▼

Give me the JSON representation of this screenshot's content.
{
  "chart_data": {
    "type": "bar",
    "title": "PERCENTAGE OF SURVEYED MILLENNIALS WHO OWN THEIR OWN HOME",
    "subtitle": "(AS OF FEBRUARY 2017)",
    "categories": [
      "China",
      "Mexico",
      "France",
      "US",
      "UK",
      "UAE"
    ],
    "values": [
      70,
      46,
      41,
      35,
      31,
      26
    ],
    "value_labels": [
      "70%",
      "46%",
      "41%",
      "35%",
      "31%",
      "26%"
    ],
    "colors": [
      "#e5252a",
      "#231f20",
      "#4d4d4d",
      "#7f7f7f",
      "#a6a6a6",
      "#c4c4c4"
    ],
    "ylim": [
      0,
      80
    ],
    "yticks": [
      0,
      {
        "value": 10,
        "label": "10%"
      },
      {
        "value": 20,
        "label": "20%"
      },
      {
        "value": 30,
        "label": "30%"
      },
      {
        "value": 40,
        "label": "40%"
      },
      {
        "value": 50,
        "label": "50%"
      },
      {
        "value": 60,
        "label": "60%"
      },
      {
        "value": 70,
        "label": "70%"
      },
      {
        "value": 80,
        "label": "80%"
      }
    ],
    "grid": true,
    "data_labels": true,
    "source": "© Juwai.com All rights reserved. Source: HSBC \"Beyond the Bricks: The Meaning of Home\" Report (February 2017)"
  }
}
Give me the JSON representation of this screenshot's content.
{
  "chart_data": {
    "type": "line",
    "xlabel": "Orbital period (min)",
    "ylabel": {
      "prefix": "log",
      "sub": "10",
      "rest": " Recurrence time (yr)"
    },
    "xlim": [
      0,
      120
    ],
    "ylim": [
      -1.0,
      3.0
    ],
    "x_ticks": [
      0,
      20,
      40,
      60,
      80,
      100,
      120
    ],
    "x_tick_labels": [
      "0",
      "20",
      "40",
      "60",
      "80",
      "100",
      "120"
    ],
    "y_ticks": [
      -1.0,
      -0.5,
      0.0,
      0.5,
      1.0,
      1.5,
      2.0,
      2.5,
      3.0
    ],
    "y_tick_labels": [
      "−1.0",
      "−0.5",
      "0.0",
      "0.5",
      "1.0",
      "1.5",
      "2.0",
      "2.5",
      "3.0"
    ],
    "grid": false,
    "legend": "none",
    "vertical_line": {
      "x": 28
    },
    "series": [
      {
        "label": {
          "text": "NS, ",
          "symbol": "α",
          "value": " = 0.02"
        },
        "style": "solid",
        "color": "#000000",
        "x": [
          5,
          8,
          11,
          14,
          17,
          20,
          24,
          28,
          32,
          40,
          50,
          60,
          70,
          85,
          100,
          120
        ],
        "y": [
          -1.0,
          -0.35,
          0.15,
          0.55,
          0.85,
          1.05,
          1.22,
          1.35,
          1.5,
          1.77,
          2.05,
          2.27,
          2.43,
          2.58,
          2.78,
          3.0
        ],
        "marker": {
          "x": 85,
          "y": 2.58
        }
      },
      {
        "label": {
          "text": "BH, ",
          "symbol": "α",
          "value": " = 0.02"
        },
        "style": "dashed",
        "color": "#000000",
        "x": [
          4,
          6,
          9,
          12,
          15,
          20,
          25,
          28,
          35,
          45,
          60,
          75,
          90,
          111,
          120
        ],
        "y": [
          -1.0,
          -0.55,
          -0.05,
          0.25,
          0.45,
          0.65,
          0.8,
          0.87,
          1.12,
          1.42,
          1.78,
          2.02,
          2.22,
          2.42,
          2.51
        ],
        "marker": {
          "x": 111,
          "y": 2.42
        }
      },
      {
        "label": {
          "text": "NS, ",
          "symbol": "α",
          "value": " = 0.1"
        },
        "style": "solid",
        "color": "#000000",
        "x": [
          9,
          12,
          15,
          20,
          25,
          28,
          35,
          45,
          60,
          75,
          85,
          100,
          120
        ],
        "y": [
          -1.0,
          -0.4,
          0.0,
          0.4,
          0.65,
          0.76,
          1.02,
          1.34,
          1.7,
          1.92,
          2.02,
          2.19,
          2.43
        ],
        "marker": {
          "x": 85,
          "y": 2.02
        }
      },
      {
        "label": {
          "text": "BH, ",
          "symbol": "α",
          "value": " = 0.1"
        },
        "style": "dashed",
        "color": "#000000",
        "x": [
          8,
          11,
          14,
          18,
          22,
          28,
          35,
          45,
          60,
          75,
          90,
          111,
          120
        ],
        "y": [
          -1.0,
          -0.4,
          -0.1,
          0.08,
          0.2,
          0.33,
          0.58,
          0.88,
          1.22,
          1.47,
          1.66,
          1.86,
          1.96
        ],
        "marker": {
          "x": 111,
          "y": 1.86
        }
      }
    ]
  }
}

▲

> [Problem requirements] Copy every record exactly as presented.

> [Task output]
Give me the JSON representation of this screenshot's content.
{
  "chart_data": {
    "type": "bar",
    "title": "PERCENTAGE OF SURVEYED MILLENNIALS WHO OWN THEIR OWN HOME",
    "subtitle": "(AS OF FEBRUARY 2017)",
    "categories": [
      "China",
      "Mexico",
      "France",
      "US",
      "UK",
      "UAE"
    ],
    "values": [
      70,
      46,
      41,
      35,
      31,
      26
    ],
    "value_labels": [
      "70%",
      "46%",
      "41%",
      "35%",
      "31%",
      "26%"
    ],
    "colors": [
      "#e5252a",
      "#231f20",
      "#4d4d4d",
      "#7f7f7f",
      "#a6a6a6",
      "#c4c4c4"
    ],
    "ylim": [
      0,
      80
    ],
    "yticks": [
      0,
      {
        "value": 10,
        "label": "10%"
      },
      {
        "value": 20,
        "label": "20%"
      },
      {
        "value": 30,
        "label": "30%"
      },
      {
        "value": 40,
        "label": "40%"
      },
      {
        "value": 50,
        "label": "50%"
      },
      {
        "value": 60,
        "label": "60%"
      },
      {
        "value": 70,
        "label": "70%"
      },
      {
        "value": 80,
        "label": "80%"
      }
    ],
    "grid": true,
    "data_labels": true,
    "source": "© Juwai.com All rights reserved. Source: HSBC \"Beyond the Bricks: The Meaning of Home\" Report (February 2017)"
  }
}
Give me the JSON representation of this screenshot's content.
{
  "chart_data": {
    "type": "line",
    "xlabel": "Orbital period (min)",
    "ylabel": {
      "prefix": "log",
      "sub": "10",
      "rest": " Recurrence time (yr)"
    },
    "xlim": [
      0,
      120
    ],
    "ylim": [
      -1.0,
      3.0
    ],
    "x_ticks": [
      0,
      20,
      40,
      60,
      80,
      100,
      120
    ],
    "x_tick_labels": [
      "0",
      "20",
      "40",
      "60",
      "80",
      "100",
      "120"
    ],
    "y_ticks": [
      -1.0,
      -0.5,
      0.0,
      0.5,
      1.0,
      1.5,
      2.0,
      2.5,
      3.0
    ],
    "y_tick_labels": [
      "−1.0",
      "−0.5",
      "0.0",
      "0.5",
      "1.0",
      "1.5",
      "2.0",
      "2.5",
      "3.0"
    ],
    "grid": false,
    "legend": "none",
    "vertical_line": {
      "x": 28
    },
    "series": [
      {
        "label": {
          "text": "NS, ",
          "symbol": "α",
          "value": " = 0.02"
        },
        "style": "solid",
        "color": "#000000",
        "x": [
          5,
          8,
          11,
          14,
          17,
          20,
          24,
          28,
          32,
          40,
          50,
          60,
          70,
          85,
          100,
          120
        ],
        "y": [
          -1.0,
          -0.35,
          0.15,
          0.55,
          0.85,
          1.05,
          1.22,
          1.35,
          1.5,
          1.77,
          2.05,
          2.27,
          2.43,
          2.58,
          2.78,
          3.0
        ],
        "marker": {
          "x": 85,
          "y": 2.58
        }
      },
      {
        "label": {
          "text": "BH, ",
          "symbol": "α",
          "value": " = 0.02"
        },
        "style": "dashed",
        "color": "#000000",
        "x": [
          4,
          6,
          9,
          12,
          15,
          20,
          25,
          28,
          35,
          45,
          60,
          75,
          90,
          111,
          120
        ],
        "y": [
          -1.0,
          -0.55,
          -0.05,
          0.25,
          0.45,
          0.65,
          0.8,
          0.87,
          1.12,
          1.42,
          1.78,
          2.02,
          2.22,
          2.42,
          2.51
        ],
        "marker": {
          "x": 111,
          "y": 2.42
        }
      },
      {
        "label": {
          "text": "NS, ",
          "symbol": "α",
          "value": " = 0.1"
        },
        "style": "solid",
        "color": "#000000",
        "x": [
          9,
          12,
          15,
          20,
          25,
          28,
          35,
          45,
          60,
          75,
          85,
          100,
          120
        ],
        "y": [
          -1.0,
          -0.4,
          0.0,
          0.4,
          0.65,
          0.76,
          1.02,
          1.34,
          1.7,
          1.92,
          2.02,
          2.19,
          2.43
        ],
        "marker": {
          "x": 85,
          "y": 2.02
        }
      },
      {
        "label": {
          "text": "BH, ",
          "symbol": "α",
          "value": " = 0.1"
        },
        "style": "dashed",
        "color": "#000000",
        "x": [
          8,
          11,
          14,
          18,
          22,
          28,
          35,
          45,
          60,
          75,
          90,
          111,
          120
        ],
        "y": [
          -1.0,
          -0.4,
          -0.1,
          0.08,
          0.2,
          0.33,
          0.58,
          0.88,
          1.22,
          1.47,
          1.66,
          1.86,
          1.96
        ],
        "marker": {
          "x": 111,
          "y": 1.86
        }
      }
    ]
  }
}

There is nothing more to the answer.